Reading passage:
^^^^
Wednesday, May 13, 2015

The Cream Always Rises to the Top

The cream always rises to the top is an idiom that is used to describe people.  In other words, people of high moral character or virtue always distinguish themselves from the others, rising to the top.  I think that the saying comes from a bygone era before the Industrial Revolution when people had milk cows.  The milk they drank didn't come from Borden's or the grocery store and it didn't come in a plastic jug with a handle.

People not accustomed to this nostalgic time probably don't understand the saying. Cream rising to the top?  The fat in milk separates from the water and rises to the top, similar to what oil and water does.  Homogenization came on the scene around the year 1919 as a means of stopping the natural separation:

ho·mog·e·nize
həˈmäjəˌnīz/
verb
past tense: homogenized; past participle: homogenized
  1. 1.
    subject (milk) to a process in which the fat droplets are emulsified and the cream does not separate.
    "homogenized milk"

After homogenization, the cream no longer rose to the top.  In this process the milk is highly pressurized and pushed through a screen, breaking down the fat particles into a much smaller size and this allows the fat particles to be combined with the milk.  Homogenization came about when the milk from different herds or dairies were mixed and the need arose for standardization in order to ready the milk for processing, thereby requiring a consistent product.
^^^^
Exercise task 1:
According to the post on the cream idiom, why did homogenization come about? Answer in one to three sentences.
Exercise task 2:
Answer these questions from the post on the cream idiom.
(a) What does the idiom describe?
(b) Around what year did homogenization appear?
(c) During homogenization, what is the pressurized milk pushed through?

Items listed in a dataset:
^^^^
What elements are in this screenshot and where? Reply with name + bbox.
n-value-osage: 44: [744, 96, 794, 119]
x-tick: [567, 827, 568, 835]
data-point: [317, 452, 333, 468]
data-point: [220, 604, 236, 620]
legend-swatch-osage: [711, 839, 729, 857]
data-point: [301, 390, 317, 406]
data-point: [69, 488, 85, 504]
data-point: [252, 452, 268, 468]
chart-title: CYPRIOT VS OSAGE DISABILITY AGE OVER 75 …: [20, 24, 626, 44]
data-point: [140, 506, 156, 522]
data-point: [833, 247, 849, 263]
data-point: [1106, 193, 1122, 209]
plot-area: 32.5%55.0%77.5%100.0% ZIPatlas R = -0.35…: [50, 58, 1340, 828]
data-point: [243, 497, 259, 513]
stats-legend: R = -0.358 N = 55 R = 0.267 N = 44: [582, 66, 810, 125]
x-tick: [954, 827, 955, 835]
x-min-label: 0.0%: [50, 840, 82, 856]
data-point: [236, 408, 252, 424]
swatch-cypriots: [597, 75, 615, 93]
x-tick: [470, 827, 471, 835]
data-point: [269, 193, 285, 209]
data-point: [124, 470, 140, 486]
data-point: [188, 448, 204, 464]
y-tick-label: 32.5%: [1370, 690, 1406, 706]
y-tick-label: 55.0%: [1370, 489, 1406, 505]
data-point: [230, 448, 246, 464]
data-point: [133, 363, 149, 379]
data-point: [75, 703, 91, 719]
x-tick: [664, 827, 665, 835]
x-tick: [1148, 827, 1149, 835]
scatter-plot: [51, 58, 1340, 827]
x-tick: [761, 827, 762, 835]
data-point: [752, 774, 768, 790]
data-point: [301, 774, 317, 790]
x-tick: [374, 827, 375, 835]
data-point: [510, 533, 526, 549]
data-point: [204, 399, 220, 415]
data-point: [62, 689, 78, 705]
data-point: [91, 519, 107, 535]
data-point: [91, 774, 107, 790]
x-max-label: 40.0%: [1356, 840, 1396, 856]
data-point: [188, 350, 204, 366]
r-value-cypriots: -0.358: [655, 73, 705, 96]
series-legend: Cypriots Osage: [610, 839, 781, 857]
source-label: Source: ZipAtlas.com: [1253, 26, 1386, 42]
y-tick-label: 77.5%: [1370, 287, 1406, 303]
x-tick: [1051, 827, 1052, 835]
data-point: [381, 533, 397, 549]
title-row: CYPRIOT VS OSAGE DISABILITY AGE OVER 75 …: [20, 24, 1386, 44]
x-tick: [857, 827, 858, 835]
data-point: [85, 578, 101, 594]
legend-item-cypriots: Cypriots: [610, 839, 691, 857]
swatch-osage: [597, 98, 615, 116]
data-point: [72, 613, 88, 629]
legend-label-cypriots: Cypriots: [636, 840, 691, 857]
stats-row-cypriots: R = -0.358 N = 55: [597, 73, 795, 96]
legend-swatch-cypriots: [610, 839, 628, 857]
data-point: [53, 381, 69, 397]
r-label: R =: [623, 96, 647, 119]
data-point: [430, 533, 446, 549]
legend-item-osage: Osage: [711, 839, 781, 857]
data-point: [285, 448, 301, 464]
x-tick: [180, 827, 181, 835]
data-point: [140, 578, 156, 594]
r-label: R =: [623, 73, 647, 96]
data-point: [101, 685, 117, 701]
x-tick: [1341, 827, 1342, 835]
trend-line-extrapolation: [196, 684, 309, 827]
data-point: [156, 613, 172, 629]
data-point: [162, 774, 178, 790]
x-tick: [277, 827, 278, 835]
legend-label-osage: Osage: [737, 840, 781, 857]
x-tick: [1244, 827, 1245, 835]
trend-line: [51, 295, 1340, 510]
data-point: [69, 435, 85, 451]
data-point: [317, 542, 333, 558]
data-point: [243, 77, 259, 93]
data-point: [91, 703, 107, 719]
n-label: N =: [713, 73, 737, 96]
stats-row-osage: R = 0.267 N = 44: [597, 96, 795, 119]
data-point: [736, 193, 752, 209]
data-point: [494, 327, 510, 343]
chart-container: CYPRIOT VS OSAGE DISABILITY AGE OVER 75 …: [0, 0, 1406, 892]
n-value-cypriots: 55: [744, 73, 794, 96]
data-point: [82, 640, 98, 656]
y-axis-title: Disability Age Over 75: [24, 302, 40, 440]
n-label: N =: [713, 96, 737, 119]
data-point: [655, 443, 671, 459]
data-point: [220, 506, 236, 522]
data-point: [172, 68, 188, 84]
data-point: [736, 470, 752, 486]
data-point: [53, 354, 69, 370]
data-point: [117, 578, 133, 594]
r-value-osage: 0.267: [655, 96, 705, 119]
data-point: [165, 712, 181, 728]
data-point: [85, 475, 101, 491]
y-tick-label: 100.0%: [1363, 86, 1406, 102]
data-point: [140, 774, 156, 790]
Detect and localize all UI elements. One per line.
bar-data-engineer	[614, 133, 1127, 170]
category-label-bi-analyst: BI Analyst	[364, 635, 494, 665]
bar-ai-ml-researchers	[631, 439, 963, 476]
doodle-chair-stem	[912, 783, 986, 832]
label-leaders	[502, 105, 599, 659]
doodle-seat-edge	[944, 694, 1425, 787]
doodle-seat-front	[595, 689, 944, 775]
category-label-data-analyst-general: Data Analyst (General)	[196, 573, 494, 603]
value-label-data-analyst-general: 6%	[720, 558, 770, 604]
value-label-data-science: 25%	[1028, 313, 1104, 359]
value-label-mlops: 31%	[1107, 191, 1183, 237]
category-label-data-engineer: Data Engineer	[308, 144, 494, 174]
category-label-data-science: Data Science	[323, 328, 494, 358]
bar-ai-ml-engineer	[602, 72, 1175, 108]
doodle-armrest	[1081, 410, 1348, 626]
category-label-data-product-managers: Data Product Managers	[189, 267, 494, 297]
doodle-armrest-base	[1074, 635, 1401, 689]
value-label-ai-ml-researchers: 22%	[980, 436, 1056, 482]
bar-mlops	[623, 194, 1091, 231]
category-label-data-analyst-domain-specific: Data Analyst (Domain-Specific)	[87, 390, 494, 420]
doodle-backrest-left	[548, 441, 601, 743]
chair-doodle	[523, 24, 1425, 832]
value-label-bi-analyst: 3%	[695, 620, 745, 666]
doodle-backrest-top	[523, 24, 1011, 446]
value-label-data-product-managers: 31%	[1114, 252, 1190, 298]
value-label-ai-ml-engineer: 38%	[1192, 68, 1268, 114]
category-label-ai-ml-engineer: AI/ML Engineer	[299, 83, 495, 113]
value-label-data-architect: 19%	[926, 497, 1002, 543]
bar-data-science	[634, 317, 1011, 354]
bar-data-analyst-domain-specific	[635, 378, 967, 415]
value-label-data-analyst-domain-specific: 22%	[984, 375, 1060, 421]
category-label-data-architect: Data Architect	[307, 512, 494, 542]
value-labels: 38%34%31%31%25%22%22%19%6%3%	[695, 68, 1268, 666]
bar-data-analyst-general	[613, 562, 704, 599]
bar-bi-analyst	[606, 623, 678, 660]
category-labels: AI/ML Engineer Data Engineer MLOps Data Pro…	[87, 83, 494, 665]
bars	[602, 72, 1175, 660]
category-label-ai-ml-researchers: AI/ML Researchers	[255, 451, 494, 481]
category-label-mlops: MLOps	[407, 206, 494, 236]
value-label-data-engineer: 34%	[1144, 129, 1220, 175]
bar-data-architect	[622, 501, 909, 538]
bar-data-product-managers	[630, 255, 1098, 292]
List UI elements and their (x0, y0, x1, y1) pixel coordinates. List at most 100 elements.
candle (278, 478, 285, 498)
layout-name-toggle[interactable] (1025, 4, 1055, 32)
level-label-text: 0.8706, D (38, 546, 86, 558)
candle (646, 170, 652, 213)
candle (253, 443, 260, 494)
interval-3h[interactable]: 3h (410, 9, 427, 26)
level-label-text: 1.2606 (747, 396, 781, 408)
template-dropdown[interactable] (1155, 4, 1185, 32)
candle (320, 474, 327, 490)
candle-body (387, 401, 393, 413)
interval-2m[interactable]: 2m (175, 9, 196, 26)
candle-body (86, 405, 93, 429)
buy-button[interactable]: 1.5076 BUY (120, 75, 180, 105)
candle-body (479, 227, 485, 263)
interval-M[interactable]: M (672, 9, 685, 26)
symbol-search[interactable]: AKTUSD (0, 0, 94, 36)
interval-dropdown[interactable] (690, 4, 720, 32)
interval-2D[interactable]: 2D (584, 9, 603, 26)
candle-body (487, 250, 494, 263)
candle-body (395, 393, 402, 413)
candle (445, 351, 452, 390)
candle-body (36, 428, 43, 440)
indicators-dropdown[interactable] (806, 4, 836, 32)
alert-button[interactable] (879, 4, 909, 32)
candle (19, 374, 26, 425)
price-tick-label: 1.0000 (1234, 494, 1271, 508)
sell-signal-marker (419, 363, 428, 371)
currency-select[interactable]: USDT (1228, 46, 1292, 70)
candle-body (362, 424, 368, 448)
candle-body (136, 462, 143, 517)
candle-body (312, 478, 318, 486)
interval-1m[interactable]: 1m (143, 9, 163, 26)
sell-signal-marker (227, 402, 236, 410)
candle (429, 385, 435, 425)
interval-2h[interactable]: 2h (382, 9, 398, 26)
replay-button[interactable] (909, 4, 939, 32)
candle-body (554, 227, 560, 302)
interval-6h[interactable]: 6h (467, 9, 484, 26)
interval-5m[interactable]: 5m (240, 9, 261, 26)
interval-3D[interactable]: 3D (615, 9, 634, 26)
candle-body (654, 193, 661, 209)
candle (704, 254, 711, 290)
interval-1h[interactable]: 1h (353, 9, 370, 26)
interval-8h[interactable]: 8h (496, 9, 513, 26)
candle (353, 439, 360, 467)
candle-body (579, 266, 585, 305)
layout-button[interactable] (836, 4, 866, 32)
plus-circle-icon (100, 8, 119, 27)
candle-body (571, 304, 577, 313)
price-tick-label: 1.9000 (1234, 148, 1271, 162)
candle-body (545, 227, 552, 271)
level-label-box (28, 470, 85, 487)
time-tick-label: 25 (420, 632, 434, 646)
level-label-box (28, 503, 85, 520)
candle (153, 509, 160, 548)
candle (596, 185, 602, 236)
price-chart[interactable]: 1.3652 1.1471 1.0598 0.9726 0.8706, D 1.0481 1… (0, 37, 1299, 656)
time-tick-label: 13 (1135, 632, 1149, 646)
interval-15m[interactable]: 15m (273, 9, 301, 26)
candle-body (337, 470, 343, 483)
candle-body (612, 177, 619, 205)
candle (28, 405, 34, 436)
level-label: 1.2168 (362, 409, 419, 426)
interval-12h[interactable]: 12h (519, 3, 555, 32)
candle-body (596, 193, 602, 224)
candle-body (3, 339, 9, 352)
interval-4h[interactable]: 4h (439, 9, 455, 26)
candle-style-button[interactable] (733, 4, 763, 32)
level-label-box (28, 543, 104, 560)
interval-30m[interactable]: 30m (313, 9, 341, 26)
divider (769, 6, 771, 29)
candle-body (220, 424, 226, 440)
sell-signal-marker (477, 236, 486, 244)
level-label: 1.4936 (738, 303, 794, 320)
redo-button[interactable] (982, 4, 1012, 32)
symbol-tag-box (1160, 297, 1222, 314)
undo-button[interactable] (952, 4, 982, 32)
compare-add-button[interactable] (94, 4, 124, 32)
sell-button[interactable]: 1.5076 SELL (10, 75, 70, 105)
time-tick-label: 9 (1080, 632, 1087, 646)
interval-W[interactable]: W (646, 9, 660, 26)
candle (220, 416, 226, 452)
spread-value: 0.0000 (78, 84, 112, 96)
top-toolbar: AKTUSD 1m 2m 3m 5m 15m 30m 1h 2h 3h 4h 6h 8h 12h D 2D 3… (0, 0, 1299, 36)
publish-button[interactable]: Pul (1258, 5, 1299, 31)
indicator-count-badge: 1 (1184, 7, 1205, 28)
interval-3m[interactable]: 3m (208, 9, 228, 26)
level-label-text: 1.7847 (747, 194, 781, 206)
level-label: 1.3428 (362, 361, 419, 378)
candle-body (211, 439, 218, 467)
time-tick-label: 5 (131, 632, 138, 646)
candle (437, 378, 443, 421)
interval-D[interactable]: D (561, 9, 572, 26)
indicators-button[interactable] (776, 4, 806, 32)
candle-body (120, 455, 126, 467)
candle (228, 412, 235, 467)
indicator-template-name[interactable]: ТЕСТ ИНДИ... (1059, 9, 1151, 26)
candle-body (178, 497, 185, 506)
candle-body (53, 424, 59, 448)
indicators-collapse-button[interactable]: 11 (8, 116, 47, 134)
^^^^
Exercise output 1:
Milk from different herds or dairies was being mixed. That created a need for standardization to get the milk ready for processing, which required a consistent product.

Exercise output 2:
(a) People
(b) Around 1919
(c) A screen